## [Prompt]
Your task is to print all of the data word for word.

=====

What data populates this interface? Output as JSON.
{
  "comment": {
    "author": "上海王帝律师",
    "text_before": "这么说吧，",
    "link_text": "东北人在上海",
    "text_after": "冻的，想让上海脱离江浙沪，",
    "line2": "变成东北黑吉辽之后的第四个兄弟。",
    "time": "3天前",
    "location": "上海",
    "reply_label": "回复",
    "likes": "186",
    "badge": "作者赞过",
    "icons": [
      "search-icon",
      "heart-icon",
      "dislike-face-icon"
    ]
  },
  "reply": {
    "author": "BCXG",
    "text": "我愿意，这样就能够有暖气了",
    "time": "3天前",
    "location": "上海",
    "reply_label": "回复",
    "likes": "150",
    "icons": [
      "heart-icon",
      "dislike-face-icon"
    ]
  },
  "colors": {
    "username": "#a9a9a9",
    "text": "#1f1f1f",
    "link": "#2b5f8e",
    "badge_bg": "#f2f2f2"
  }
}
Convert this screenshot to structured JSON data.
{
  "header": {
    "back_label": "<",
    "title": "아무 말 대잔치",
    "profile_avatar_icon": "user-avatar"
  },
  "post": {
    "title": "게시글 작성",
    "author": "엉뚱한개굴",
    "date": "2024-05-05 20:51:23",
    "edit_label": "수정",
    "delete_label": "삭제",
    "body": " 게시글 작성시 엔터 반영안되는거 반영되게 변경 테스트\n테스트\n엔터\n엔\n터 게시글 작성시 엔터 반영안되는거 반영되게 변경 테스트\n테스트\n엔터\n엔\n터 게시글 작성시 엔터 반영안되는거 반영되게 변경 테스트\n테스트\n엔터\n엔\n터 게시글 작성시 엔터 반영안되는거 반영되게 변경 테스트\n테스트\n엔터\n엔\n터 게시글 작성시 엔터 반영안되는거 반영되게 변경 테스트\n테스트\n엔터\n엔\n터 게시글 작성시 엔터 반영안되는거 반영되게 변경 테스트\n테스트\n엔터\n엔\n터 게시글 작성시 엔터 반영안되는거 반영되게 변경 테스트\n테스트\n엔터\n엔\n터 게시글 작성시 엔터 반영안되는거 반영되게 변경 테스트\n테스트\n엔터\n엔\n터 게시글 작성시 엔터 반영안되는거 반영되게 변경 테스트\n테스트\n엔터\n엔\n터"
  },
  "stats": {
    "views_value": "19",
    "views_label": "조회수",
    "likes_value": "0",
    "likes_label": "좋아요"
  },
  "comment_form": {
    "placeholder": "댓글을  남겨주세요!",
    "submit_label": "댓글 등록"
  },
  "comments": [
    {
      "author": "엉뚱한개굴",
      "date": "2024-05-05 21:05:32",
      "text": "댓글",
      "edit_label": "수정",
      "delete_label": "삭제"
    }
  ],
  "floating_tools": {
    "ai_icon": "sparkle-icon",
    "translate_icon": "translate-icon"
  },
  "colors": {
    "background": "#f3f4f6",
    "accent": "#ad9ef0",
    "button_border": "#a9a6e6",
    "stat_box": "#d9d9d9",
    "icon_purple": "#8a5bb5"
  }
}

=====

## [Task response]
What data populates this interface? Output as JSON.
{
  "comment": {
    "author": "上海王帝律师",
    "text_before": "这么说吧，",
    "link_text": "东北人在上海",
    "text_after": "冻的，想让上海脱离江浙沪，",
    "line2": "变成东北黑吉辽之后的第四个兄弟。",
    "time": "3天前",
    "location": "上海",
    "reply_label": "回复",
    "likes": "186",
    "badge": "作者赞过",
    "icons": [
      "search-icon",
      "heart-icon",
      "dislike-face-icon"
    ]
  },
  "reply": {
    "author": "BCXG",
    "text": "我愿意，这样就能够有暖气了",
    "time": "3天前",
    "location": "上海",
    "reply_label": "回复",
    "likes": "150",
    "icons": [
      "heart-icon",
      "dislike-face-icon"
    ]
  },
  "colors": {
    "username": "#a9a9a9",
    "text": "#1f1f1f",
    "link": "#2b5f8e",
    "badge_bg": "#f2f2f2"
  }
}
Convert this screenshot to structured JSON data.
{
  "header": {
    "back_label": "<",
    "title": "아무 말 대잔치",
    "profile_avatar_icon": "user-avatar"
  },
  "post": {
    "title": "게시글 작성",
    "author": "엉뚱한개굴",
    "date": "2024-05-05 20:51:23",
    "edit_label": "수정",
    "delete_label": "삭제",
    "body": " 게시글 작성시 엔터 반영안되는거 반영되게 변경 테스트\n테스트\n엔터\n엔\n터 게시글 작성시 엔터 반영안되는거 반영되게 변경 테스트\n테스트\n엔터\n엔\n터 게시글 작성시 엔터 반영안되는거 반영되게 변경 테스트\n테스트\n엔터\n엔\n터 게시글 작성시 엔터 반영안되는거 반영되게 변경 테스트\n테스트\n엔터\n엔\n터 게시글 작성시 엔터 반영안되는거 반영되게 변경 테스트\n테스트\n엔터\n엔\n터 게시글 작성시 엔터 반영안되는거 반영되게 변경 테스트\n테스트\n엔터\n엔\n터 게시글 작성시 엔터 반영안되는거 반영되게 변경 테스트\n테스트\n엔터\n엔\n터 게시글 작성시 엔터 반영안되는거 반영되게 변경 테스트\n테스트\n엔터\n엔\n터 게시글 작성시 엔터 반영안되는거 반영되게 변경 테스트\n테스트\n엔터\n엔\n터"
  },
  "stats": {
    "views_value": "19",
    "views_label": "조회수",
    "likes_value": "0",
    "likes_label": "좋아요"
  },
  "comment_form": {
    "placeholder": "댓글을  남겨주세요!",
    "submit_label": "댓글 등록"
  },
  "comments": [
    {
      "author": "엉뚱한개굴",
      "date": "2024-05-05 21:05:32",
      "text": "댓글",
      "edit_label": "수정",
      "delete_label": "삭제"
    }
  ],
  "floating_tools": {
    "ai_icon": "sparkle-icon",
    "translate_icon": "translate-icon"
  },
  "colors": {
    "background": "#f3f4f6",
    "accent": "#ad9ef0",
    "button_border": "#a9a6e6",
    "stat_box": "#d9d9d9",
    "icon_purple": "#8a5bb5"
  }
}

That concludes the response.